##### MATERIALS PROVIDED #####
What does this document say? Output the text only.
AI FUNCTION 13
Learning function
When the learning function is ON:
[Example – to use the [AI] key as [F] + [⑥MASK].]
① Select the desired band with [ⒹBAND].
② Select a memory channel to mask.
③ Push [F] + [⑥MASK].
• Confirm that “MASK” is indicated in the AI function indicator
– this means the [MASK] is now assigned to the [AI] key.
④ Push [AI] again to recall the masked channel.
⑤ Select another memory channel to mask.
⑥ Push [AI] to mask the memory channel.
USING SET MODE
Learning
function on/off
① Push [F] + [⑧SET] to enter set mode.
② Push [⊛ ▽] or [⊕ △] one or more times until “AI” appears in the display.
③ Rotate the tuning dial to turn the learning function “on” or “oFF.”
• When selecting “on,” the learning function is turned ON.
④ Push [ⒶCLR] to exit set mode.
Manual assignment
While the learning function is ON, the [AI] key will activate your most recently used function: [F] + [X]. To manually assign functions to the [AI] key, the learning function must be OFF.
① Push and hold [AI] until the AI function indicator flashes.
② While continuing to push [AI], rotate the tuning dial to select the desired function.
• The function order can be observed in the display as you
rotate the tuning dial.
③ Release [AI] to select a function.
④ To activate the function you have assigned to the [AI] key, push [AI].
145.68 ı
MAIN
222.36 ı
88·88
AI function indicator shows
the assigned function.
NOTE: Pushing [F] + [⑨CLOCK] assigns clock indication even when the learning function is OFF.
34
#####
== THE EXERCISE ==
Exactly reproduce every line found in the records.

== SOLUTION BELOW ==
What does this document say? Output the text only.
AI FUNCTION 13
Learning function
When the learning function is ON:
[Example – to use the [AI] key as [F] + [⑥MASK].]
① Select the desired band with [ⒹBAND].
② Select a memory channel to mask.
③ Push [F] + [⑥MASK].
• Confirm that “MASK” is indicated in the AI function indicator
– this means the [MASK] is now assigned to the [AI] key.
④ Push [AI] again to recall the masked channel.
⑤ Select another memory channel to mask.
⑥ Push [AI] to mask the memory channel.
USING SET MODE
Learning
function on/off
① Push [F] + [⑧SET] to enter set mode.
② Push [⊛ ▽] or [⊕ △] one or more times until “AI” appears in the display.
③ Rotate the tuning dial to turn the learning function “on” or “oFF.”
• When selecting “on,” the learning function is turned ON.
④ Push [ⒶCLR] to exit set mode.
Manual assignment
While the learning function is ON, the [AI] key will activate your most recently used function: [F] + [X]. To manually assign functions to the [AI] key, the learning function must be OFF.
① Push and hold [AI] until the AI function indicator flashes.
② While continuing to push [AI], rotate the tuning dial to select the desired function.
• The function order can be observed in the display as you
rotate the tuning dial.
③ Release [AI] to select a function.
④ To activate the function you have assigned to the [AI] key, push [AI].
145.68 ı
MAIN
222.36 ı
88·88
AI function indicator shows
the assigned function.
NOTE: Pushing [F] + [⑨CLOCK] assigns clock indication even when the learning function is OFF.
34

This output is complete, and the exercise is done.